- _GIVEN TASK_:
Your task is to give the data again, exactly, with every line intact.

- _DATA FOR THIS EXERCISE_:
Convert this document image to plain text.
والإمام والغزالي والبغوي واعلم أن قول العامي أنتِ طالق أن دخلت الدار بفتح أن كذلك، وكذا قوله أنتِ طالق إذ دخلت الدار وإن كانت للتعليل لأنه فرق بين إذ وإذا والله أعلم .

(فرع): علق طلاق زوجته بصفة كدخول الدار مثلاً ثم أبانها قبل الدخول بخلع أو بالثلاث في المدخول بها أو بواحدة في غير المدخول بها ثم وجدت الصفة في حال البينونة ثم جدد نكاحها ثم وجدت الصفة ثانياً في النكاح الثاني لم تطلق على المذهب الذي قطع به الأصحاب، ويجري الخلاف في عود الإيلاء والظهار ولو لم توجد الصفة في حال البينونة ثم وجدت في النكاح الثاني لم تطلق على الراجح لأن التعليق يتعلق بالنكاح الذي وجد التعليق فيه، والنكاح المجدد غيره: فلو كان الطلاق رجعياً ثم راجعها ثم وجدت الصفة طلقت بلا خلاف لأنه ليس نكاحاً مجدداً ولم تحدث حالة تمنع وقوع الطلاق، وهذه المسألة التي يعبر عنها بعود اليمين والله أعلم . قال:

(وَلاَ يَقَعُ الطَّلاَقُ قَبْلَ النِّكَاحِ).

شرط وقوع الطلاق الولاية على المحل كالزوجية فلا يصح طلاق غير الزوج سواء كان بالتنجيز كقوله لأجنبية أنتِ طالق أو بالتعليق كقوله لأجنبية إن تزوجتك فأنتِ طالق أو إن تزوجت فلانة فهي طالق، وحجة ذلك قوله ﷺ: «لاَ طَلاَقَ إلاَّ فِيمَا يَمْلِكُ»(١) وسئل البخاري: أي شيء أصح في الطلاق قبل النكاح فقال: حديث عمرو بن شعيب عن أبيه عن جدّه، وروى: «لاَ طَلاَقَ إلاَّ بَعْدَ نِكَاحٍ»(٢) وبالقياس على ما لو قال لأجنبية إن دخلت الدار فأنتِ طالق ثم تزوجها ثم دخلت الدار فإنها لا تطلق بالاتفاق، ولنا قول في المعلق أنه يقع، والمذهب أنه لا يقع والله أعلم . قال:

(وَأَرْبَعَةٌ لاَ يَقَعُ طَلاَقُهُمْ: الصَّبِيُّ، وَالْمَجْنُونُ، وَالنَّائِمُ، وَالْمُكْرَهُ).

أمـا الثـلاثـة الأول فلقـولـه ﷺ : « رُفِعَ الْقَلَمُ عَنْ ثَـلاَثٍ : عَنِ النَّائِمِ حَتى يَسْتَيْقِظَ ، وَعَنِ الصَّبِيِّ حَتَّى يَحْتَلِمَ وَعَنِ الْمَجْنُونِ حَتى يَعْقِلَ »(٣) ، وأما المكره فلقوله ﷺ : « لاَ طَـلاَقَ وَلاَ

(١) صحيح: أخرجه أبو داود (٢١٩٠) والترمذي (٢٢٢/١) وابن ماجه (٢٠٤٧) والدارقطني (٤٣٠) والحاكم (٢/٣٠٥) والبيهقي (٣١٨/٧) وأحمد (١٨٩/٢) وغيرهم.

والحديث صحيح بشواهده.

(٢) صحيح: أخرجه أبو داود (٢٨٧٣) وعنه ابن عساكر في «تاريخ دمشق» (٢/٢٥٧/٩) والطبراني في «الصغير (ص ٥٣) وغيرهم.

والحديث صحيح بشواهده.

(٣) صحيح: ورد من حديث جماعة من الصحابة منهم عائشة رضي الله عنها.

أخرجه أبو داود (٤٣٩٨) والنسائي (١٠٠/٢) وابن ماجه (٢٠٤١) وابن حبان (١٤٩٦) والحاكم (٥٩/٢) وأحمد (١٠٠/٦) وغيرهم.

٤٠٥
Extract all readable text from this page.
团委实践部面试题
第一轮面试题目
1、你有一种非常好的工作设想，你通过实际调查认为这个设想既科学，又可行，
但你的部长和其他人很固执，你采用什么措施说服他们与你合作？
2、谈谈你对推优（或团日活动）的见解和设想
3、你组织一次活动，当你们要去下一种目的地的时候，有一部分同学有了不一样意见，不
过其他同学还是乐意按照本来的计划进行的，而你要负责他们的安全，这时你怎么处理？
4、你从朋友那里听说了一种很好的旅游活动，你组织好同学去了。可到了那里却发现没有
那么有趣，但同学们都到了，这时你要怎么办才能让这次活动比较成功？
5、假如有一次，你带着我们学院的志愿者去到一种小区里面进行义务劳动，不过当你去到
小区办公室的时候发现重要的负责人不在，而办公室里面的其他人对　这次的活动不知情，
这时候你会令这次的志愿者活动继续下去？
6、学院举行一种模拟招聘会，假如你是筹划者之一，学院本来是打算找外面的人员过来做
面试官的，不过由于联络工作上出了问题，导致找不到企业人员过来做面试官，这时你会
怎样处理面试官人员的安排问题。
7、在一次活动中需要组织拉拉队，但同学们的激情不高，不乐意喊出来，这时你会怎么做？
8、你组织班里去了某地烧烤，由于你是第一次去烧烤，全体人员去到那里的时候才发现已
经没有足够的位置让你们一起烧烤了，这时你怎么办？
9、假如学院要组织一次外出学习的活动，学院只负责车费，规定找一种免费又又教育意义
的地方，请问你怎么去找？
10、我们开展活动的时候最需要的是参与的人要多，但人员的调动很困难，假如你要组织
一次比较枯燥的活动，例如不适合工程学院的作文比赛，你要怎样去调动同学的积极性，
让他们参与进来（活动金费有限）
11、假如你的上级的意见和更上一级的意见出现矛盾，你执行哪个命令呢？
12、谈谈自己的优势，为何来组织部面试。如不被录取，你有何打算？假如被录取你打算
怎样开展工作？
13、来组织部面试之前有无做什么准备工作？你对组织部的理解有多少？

- _ANSWER TO THE PROBLEM_:
Convert this document image to plain text.
والإمام والغزالي والبغوي واعلم أن قول العامي أنتِ طالق أن دخلت الدار بفتح أن كذلك، وكذا قوله أنتِ طالق إذ دخلت الدار وإن كانت للتعليل لأنه فرق بين إذ وإذا والله أعلم .

(فرع): علق طلاق زوجته بصفة كدخول الدار مثلاً ثم أبانها قبل الدخول بخلع أو بالثلاث في المدخول بها أو بواحدة في غير المدخول بها ثم وجدت الصفة في حال البينونة ثم جدد نكاحها ثم وجدت الصفة ثانياً في النكاح الثاني لم تطلق على المذهب الذي قطع به الأصحاب، ويجري الخلاف في عود الإيلاء والظهار ولو لم توجد الصفة في حال البينونة ثم وجدت في النكاح الثاني لم تطلق على الراجح لأن التعليق يتعلق بالنكاح الذي وجد التعليق فيه، والنكاح المجدد غيره: فلو كان الطلاق رجعياً ثم راجعها ثم وجدت الصفة طلقت بلا خلاف لأنه ليس نكاحاً مجدداً ولم تحدث حالة تمنع وقوع الطلاق، وهذه المسألة التي يعبر عنها بعود اليمين والله أعلم . قال:

(وَلاَ يَقَعُ الطَّلاَقُ قَبْلَ النِّكَاحِ).

شرط وقوع الطلاق الولاية على المحل كالزوجية فلا يصح طلاق غير الزوج سواء كان بالتنجيز كقوله لأجنبية أنتِ طالق أو بالتعليق كقوله لأجنبية إن تزوجتك فأنتِ طالق أو إن تزوجت فلانة فهي طالق، وحجة ذلك قوله ﷺ: «لاَ طَلاَقَ إلاَّ فِيمَا يَمْلِكُ»(١) وسئل البخاري: أي شيء أصح في الطلاق قبل النكاح فقال: حديث عمرو بن شعيب عن أبيه عن جدّه، وروى: «لاَ طَلاَقَ إلاَّ بَعْدَ نِكَاحٍ»(٢) وبالقياس على ما لو قال لأجنبية إن دخلت الدار فأنتِ طالق ثم تزوجها ثم دخلت الدار فإنها لا تطلق بالاتفاق، ولنا قول في المعلق أنه يقع، والمذهب أنه لا يقع والله أعلم . قال:

(وَأَرْبَعَةٌ لاَ يَقَعُ طَلاَقُهُمْ: الصَّبِيُّ، وَالْمَجْنُونُ، وَالنَّائِمُ، وَالْمُكْرَهُ).

أمـا الثـلاثـة الأول فلقـولـه ﷺ : « رُفِعَ الْقَلَمُ عَنْ ثَـلاَثٍ : عَنِ النَّائِمِ حَتى يَسْتَيْقِظَ ، وَعَنِ الصَّبِيِّ حَتَّى يَحْتَلِمَ وَعَنِ الْمَجْنُونِ حَتى يَعْقِلَ »(٣) ، وأما المكره فلقوله ﷺ : « لاَ طَـلاَقَ وَلاَ

(١) صحيح: أخرجه أبو داود (٢١٩٠) والترمذي (٢٢٢/١) وابن ماجه (٢٠٤٧) والدارقطني (٤٣٠) والحاكم (٢/٣٠٥) والبيهقي (٣١٨/٧) وأحمد (١٨٩/٢) وغيرهم.

والحديث صحيح بشواهده.

(٢) صحيح: أخرجه أبو داود (٢٨٧٣) وعنه ابن عساكر في «تاريخ دمشق» (٢/٢٥٧/٩) والطبراني في «الصغير (ص ٥٣) وغيرهم.

والحديث صحيح بشواهده.

(٣) صحيح: ورد من حديث جماعة من الصحابة منهم عائشة رضي الله عنها.

أخرجه أبو داود (٤٣٩٨) والنسائي (١٠٠/٢) وابن ماجه (٢٠٤١) وابن حبان (١٤٩٦) والحاكم (٥٩/٢) وأحمد (١٠٠/٦) وغيرهم.

٤٠٥
Extract all readable text from this page.
团委实践部面试题
第一轮面试题目
1、你有一种非常好的工作设想，你通过实际调查认为这个设想既科学，又可行，
但你的部长和其他人很固执，你采用什么措施说服他们与你合作？
2、谈谈你对推优（或团日活动）的见解和设想
3、你组织一次活动，当你们要去下一种目的地的时候，有一部分同学有了不一样意见，不
过其他同学还是乐意按照本来的计划进行的，而你要负责他们的安全，这时你怎么处理？
4、你从朋友那里听说了一种很好的旅游活动，你组织好同学去了。可到了那里却发现没有
那么有趣，但同学们都到了，这时你要怎么办才能让这次活动比较成功？
5、假如有一次，你带着我们学院的志愿者去到一种小区里面进行义务劳动，不过当你去到
小区办公室的时候发现重要的负责人不在，而办公室里面的其他人对　这次的活动不知情，
这时候你会令这次的志愿者活动继续下去？
6、学院举行一种模拟招聘会，假如你是筹划者之一，学院本来是打算找外面的人员过来做
面试官的，不过由于联络工作上出了问题，导致找不到企业人员过来做面试官，这时你会
怎样处理面试官人员的安排问题。
7、在一次活动中需要组织拉拉队，但同学们的激情不高，不乐意喊出来，这时你会怎么做？
8、你组织班里去了某地烧烤，由于你是第一次去烧烤，全体人员去到那里的时候才发现已
经没有足够的位置让你们一起烧烤了，这时你怎么办？
9、假如学院要组织一次外出学习的活动，学院只负责车费，规定找一种免费又又教育意义
的地方，请问你怎么去找？
10、我们开展活动的时候最需要的是参与的人要多，但人员的调动很困难，假如你要组织
一次比较枯燥的活动，例如不适合工程学院的作文比赛，你要怎样去调动同学的积极性，
让他们参与进来（活动金费有限）
11、假如你的上级的意见和更上一级的意见出现矛盾，你执行哪个命令呢？
12、谈谈自己的优势，为何来组织部面试。如不被录取，你有何打算？假如被录取你打算
怎样开展工作？
13、来组织部面试之前有无做什么准备工作？你对组织部的理解有多少？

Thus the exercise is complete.